# [Aim of the task]
Copy out all the lines exactly. Omit pictures.
Records for this task start
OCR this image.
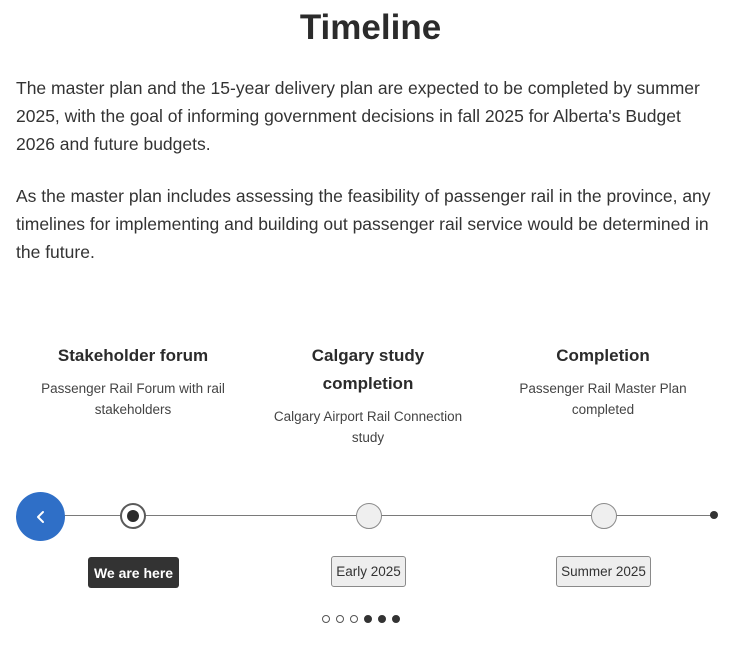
Timeline

The master plan and the 15-year delivery plan are expected to be completed by summer 2025, with the goal of informing government decisions in fall 2025 for Alberta's Budget 2026 and future budgets.

As the master plan includes assessing the feasibility of passenger rail in the province, any timelines for implementing and building out passenger rail service would be determined in the future.

Stakeholder forum
Passenger Rail Forum with rail stakeholders
Calgary study completion
Calgary Airport Rail Connection study
Completion
Passenger Rail Master Plan completed
We are here	Early 2025	Summer 2025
Records for this task end
# [The output]
OCR this image.
Timeline

The master plan and the 15-year delivery plan are expected to be completed by summer 2025, with the goal of informing government decisions in fall 2025 for Alberta's Budget 2026 and future budgets.

As the master plan includes assessing the feasibility of passenger rail in the province, any timelines for implementing and building out passenger rail service would be determined in the future.

Stakeholder forum
Passenger Rail Forum with rail stakeholders
Calgary study completion
Calgary Airport Rail Connection study
Completion
Passenger Rail Master Plan completed
We are here	Early 2025	Summer 2025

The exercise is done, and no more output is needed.